--- start ---
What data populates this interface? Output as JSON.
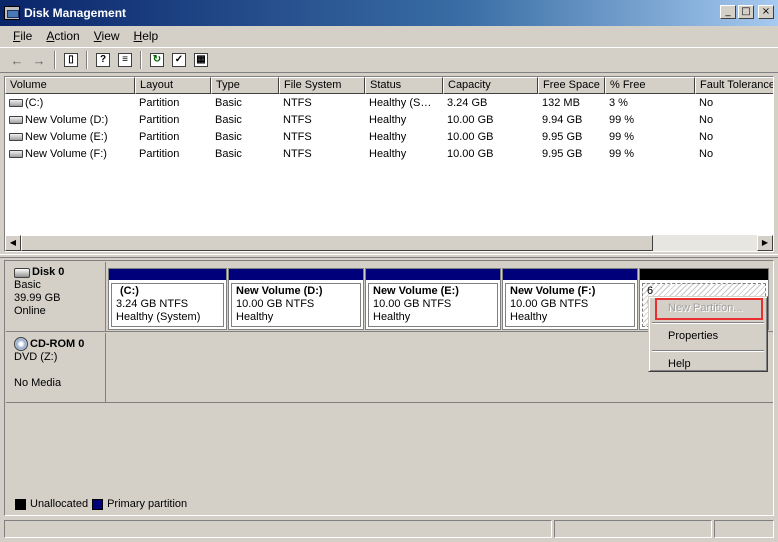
{
  "window": {
    "title": "Disk Management"
  },
  "menu": [
    "File",
    "Action",
    "View",
    "Help"
  ],
  "volume_list": {
    "columns": [
      "Volume",
      "Layout",
      "Type",
      "File System",
      "Status",
      "Capacity",
      "Free Space",
      "% Free",
      "Fault Tolerance"
    ],
    "rows": [
      [
        "(C:)",
        "Partition",
        "Basic",
        "NTFS",
        "Healthy (S…",
        "3.24 GB",
        "132 MB",
        "3 %",
        "No"
      ],
      [
        "New Volume (D:)",
        "Partition",
        "Basic",
        "NTFS",
        "Healthy",
        "10.00 GB",
        "9.94 GB",
        "99 %",
        "No"
      ],
      [
        "New Volume (E:)",
        "Partition",
        "Basic",
        "NTFS",
        "Healthy",
        "10.00 GB",
        "9.95 GB",
        "99 %",
        "No"
      ],
      [
        "New Volume (F:)",
        "Partition",
        "Basic",
        "NTFS",
        "Healthy",
        "10.00 GB",
        "9.95 GB",
        "99 %",
        "No"
      ]
    ]
  },
  "disks": [
    {
      "name": "Disk 0",
      "type": "Basic",
      "size": "39.99 GB",
      "state": "Online",
      "partitions": [
        {
          "name": "(C:)",
          "size": "3.24 GB NTFS",
          "status": "Healthy (System)"
        },
        {
          "name": "New Volume  (D:)",
          "size": "10.00 GB NTFS",
          "status": "Healthy"
        },
        {
          "name": "New Volume  (E:)",
          "size": "10.00 GB NTFS",
          "status": "Healthy"
        },
        {
          "name": "New Volume  (F:)",
          "size": "10.00 GB NTFS",
          "status": "Healthy"
        },
        {
          "name": "",
          "size": "6",
          "status": "U"
        }
      ]
    }
  ],
  "cdrom": {
    "name": "CD-ROM 0",
    "drive": "DVD (Z:)",
    "media": "No Media"
  },
  "legend": {
    "unallocated": "Unallocated",
    "primary": "Primary partition"
  },
  "context_menu": {
    "items": [
      "New Partition...",
      "Properties",
      "Help"
    ]
  },
  "colors": {
    "primary_partition": "#00007b",
    "unallocated": "#000000",
    "highlight": "#e83030"
  }
}
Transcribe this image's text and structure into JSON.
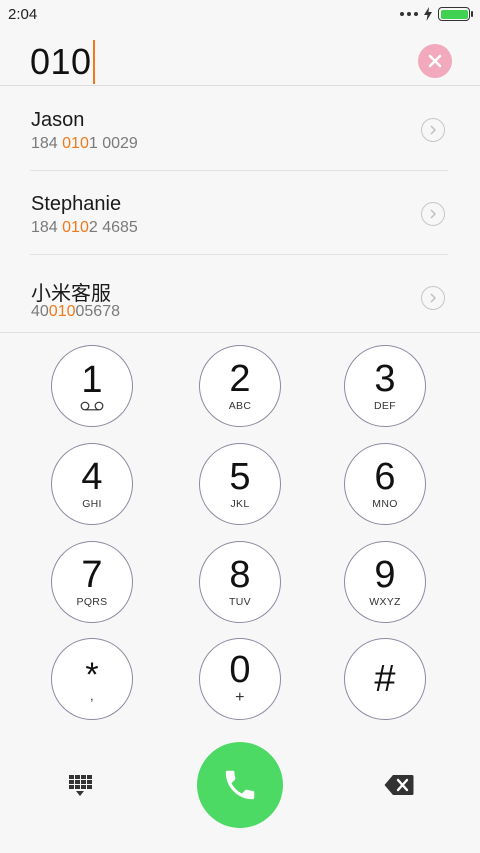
{
  "status_bar": {
    "time": "2:04",
    "battery_color": "#3fd14f"
  },
  "dial_input": {
    "value": "010",
    "cursor_color": "#f07a1b"
  },
  "clear_button": {
    "icon": "close-icon",
    "color": "#f2a9bd"
  },
  "contacts": [
    {
      "name": "Jason",
      "number_parts": [
        "184 ",
        "010",
        "1 0029"
      ]
    },
    {
      "name": "Stephanie",
      "number_parts": [
        "184 ",
        "010",
        "2 4685"
      ]
    },
    {
      "name": "小米客服",
      "number_parts": [
        "40",
        "010",
        "05678"
      ]
    }
  ],
  "highlight_color": "#f07a1b",
  "keypad": {
    "keys": [
      {
        "digit": "1",
        "sub": "voicemail-icon"
      },
      {
        "digit": "2",
        "sub": "ABC"
      },
      {
        "digit": "3",
        "sub": "DEF"
      },
      {
        "digit": "4",
        "sub": "GHI"
      },
      {
        "digit": "5",
        "sub": "JKL"
      },
      {
        "digit": "6",
        "sub": "MNO"
      },
      {
        "digit": "7",
        "sub": "PQRS"
      },
      {
        "digit": "8",
        "sub": "TUV"
      },
      {
        "digit": "9",
        "sub": "WXYZ"
      },
      {
        "digit": "*",
        "sub": ","
      },
      {
        "digit": "0",
        "sub": "+"
      },
      {
        "digit": "#",
        "sub": ""
      }
    ]
  },
  "bottom_bar": {
    "left_icon": "dialpad-grid-icon",
    "call_icon": "phone-icon",
    "call_color": "#4cd964",
    "right_icon": "backspace-icon"
  }
}
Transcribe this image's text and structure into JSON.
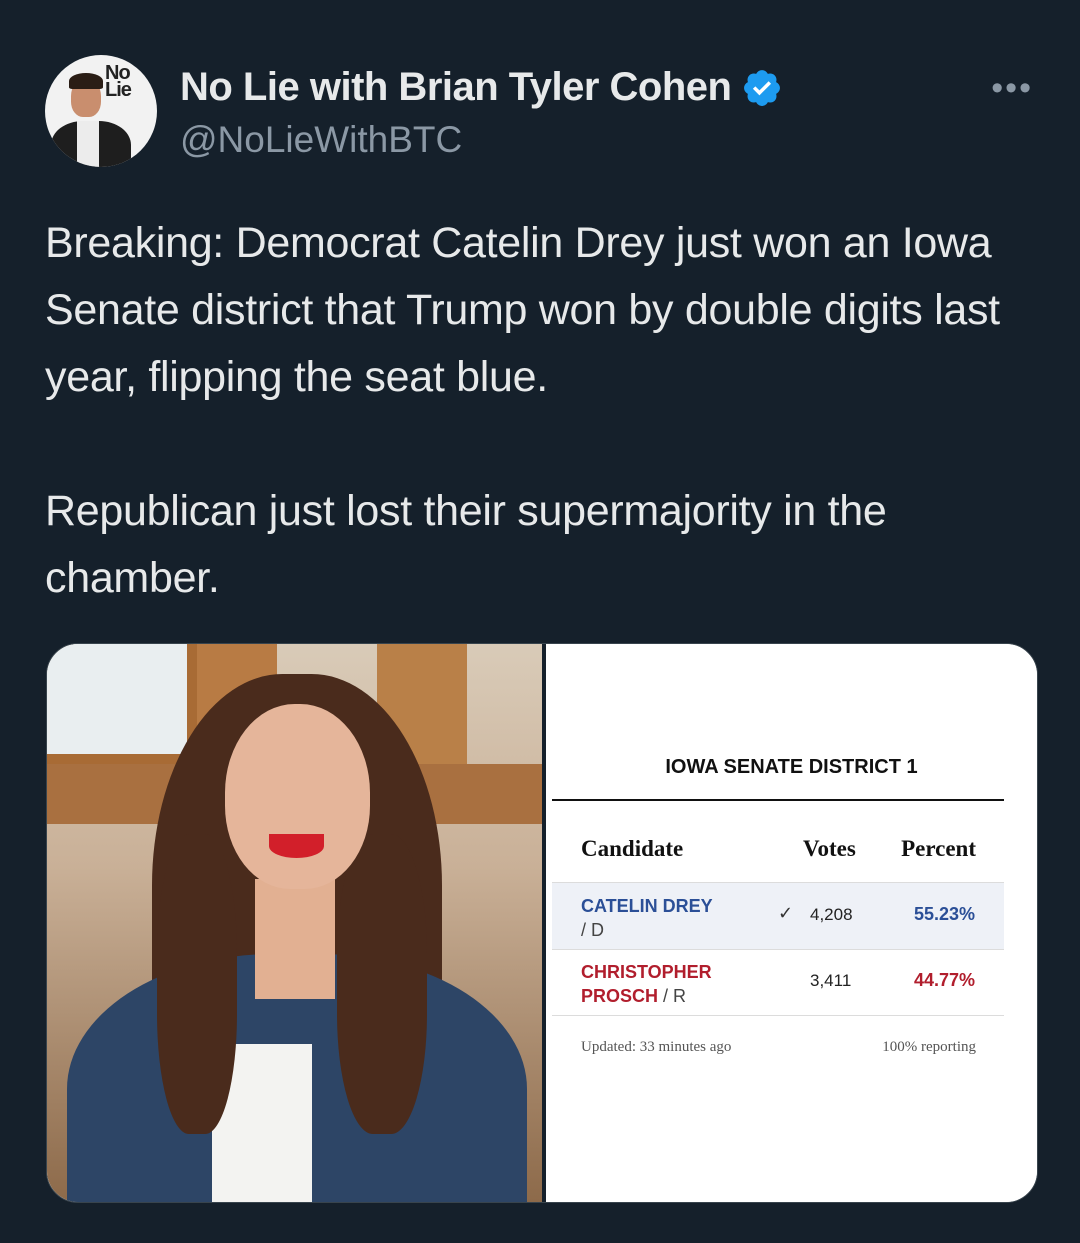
{
  "author": {
    "display_name": "No Lie with Brian Tyler Cohen",
    "handle": "@NoLieWithBTC",
    "avatar_logo": "No Lie",
    "verified_icon": "verified-badge-icon",
    "more_label": "•••"
  },
  "tweet": {
    "paragraph_1": "Breaking: Democrat Catelin Drey just won an Iowa Senate district that Trump won by double digits last year, flipping the seat blue.",
    "paragraph_2": "Republican just lost their supermajority in the chamber."
  },
  "results": {
    "title": "IOWA SENATE DISTRICT 1",
    "headers": {
      "candidate": "Candidate",
      "votes": "Votes",
      "percent": "Percent"
    },
    "rows": [
      {
        "name": "CATELIN DREY",
        "party": "/ D",
        "winner_mark": "✓",
        "votes": "4,208",
        "percent": "55.23%"
      },
      {
        "name": "CHRISTOPHER PROSCH",
        "party": "/ R",
        "winner_mark": "",
        "votes": "3,411",
        "percent": "44.77%"
      }
    ],
    "updated": "Updated: 33 minutes ago",
    "reporting": "100% reporting"
  },
  "colors": {
    "background": "#15202b",
    "verified_blue": "#1d9bf0",
    "democrat_blue": "#2b4f97",
    "republican_red": "#b11e2d"
  }
}
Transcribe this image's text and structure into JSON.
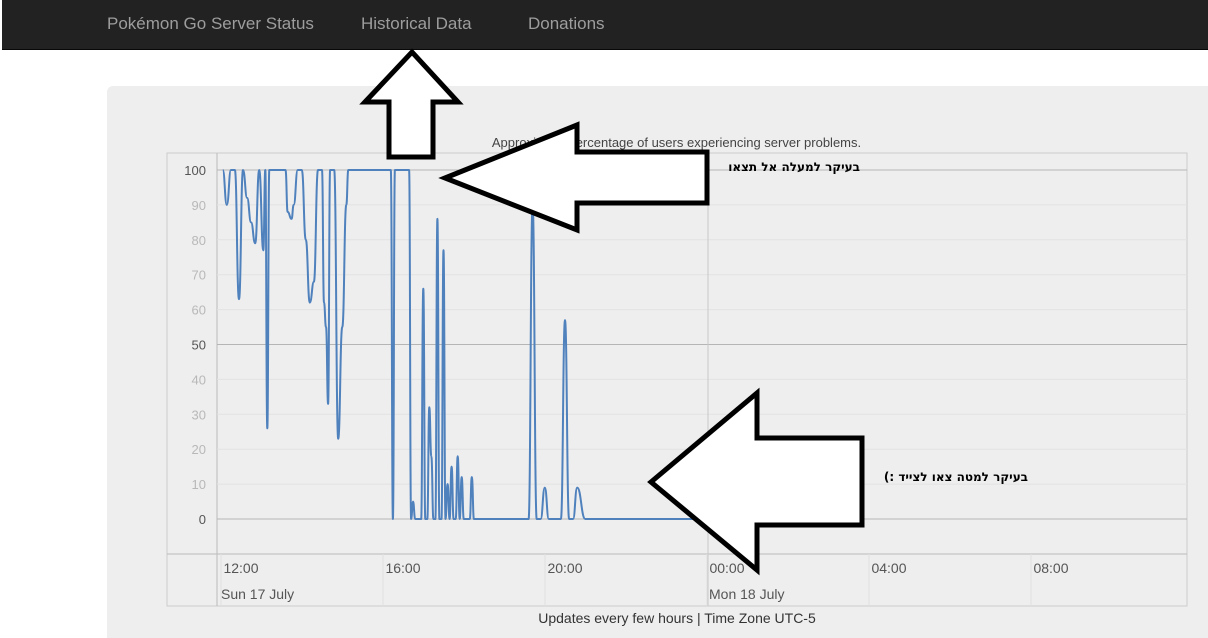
{
  "nav": {
    "brand": "Pokémon Go Server Status",
    "historical": "Historical Data",
    "donations": "Donations"
  },
  "chart_data": {
    "type": "line",
    "title": "Approximate percentage of users experiencing server problems.",
    "footer": "Updates every few hours | Time Zone UTC-5",
    "xlabel": "",
    "ylabel": "",
    "ylim": [
      0,
      100
    ],
    "y_ticks": [
      "100",
      "90",
      "80",
      "70",
      "60",
      "50",
      "40",
      "30",
      "20",
      "10",
      "0"
    ],
    "x_ticks": [
      "12:00",
      "16:00",
      "20:00",
      "00:00",
      "04:00",
      "08:00"
    ],
    "x_range_hours": [
      11.5,
      35.25
    ],
    "date_labels": [
      {
        "text": "Sun 17 July",
        "hour": 12
      },
      {
        "text": "Mon 18 July",
        "hour": 24
      }
    ],
    "grid": true,
    "series": [
      {
        "color": "#4f81bd",
        "x_hours": [
          11.55,
          11.65,
          11.75,
          11.85,
          11.95,
          12.05,
          12.15,
          12.25,
          12.35,
          12.45,
          12.55,
          12.6,
          12.65,
          12.7,
          12.8,
          12.9,
          13.0,
          13.1,
          13.15,
          13.25,
          13.3,
          13.4,
          13.5,
          13.6,
          13.7,
          13.8,
          13.9,
          14.0,
          14.05,
          14.1,
          14.15,
          14.2,
          14.25,
          14.3,
          14.4,
          14.5,
          14.6,
          14.65,
          14.7,
          14.75,
          14.8,
          14.85,
          14.9,
          14.95,
          15.0,
          15.1,
          15.2,
          15.3,
          15.4,
          15.5,
          15.6,
          15.65,
          15.7,
          15.75,
          15.8,
          15.85,
          15.9,
          15.95,
          16.0,
          16.05,
          16.1,
          16.15,
          16.2,
          16.25,
          16.3,
          16.35,
          16.4,
          16.45,
          16.5,
          16.55,
          16.6,
          16.65,
          16.7,
          16.75,
          16.8,
          16.85,
          16.9,
          16.95,
          17.0,
          17.05,
          17.1,
          17.15,
          17.2,
          17.25,
          17.3,
          17.35,
          17.4,
          17.45,
          17.5,
          17.55,
          17.6,
          17.65,
          17.7,
          17.75,
          17.8,
          17.85,
          17.9,
          17.95,
          18.0,
          18.1,
          18.2,
          18.3,
          18.4,
          18.5,
          18.6,
          18.7,
          18.8,
          18.9,
          19.0,
          19.1,
          19.2,
          19.3,
          19.4,
          19.5,
          19.6,
          19.7,
          19.8,
          19.9,
          20.0,
          20.1,
          20.2,
          20.3,
          20.5,
          21.0,
          21.5,
          22.0,
          22.5,
          23.0,
          23.5
        ],
        "y": [
          100,
          90,
          100,
          100,
          63,
          100,
          92,
          85,
          79,
          100,
          77,
          100,
          26,
          100,
          100,
          100,
          100,
          100,
          88,
          86,
          90,
          100,
          100,
          80,
          62,
          68,
          100,
          100,
          62,
          55,
          33,
          100,
          100,
          100,
          23,
          55,
          90,
          100,
          100,
          100,
          100,
          100,
          100,
          100,
          100,
          100,
          100,
          100,
          100,
          100,
          100,
          100,
          100,
          0,
          100,
          100,
          100,
          100,
          100,
          100,
          100,
          100,
          0,
          5,
          0,
          0,
          0,
          0,
          66,
          0,
          0,
          32,
          18,
          0,
          0,
          86,
          0,
          0,
          77,
          0,
          10,
          0,
          15,
          0,
          0,
          18,
          0,
          12,
          0,
          0,
          0,
          0,
          12,
          0,
          0,
          0,
          0,
          0,
          0,
          0,
          0,
          0,
          0,
          0,
          0,
          0,
          0,
          0,
          0,
          0,
          90,
          0,
          0,
          9,
          0,
          0,
          0,
          0,
          57,
          0,
          0,
          9,
          0,
          0,
          0,
          0,
          0,
          0,
          0
        ]
      }
    ]
  },
  "annotations": {
    "upper_text": "בעיקר למעלה אל תצאו",
    "lower_text": "בעיקר למטה צאו לצייד :)"
  }
}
--- end ---
WHAT YOU NEED TO DO
Isolate the lines that hold the word "just" and copy all of them.

TASK RESULT
    "paragraph_1": "Breaking: Democrat Catelin Drey just won an Iowa Senate district that Trump won by double digits last year, flipping the seat blue.",
    "paragraph_2": "Republican just lost their supermajority in the chamber."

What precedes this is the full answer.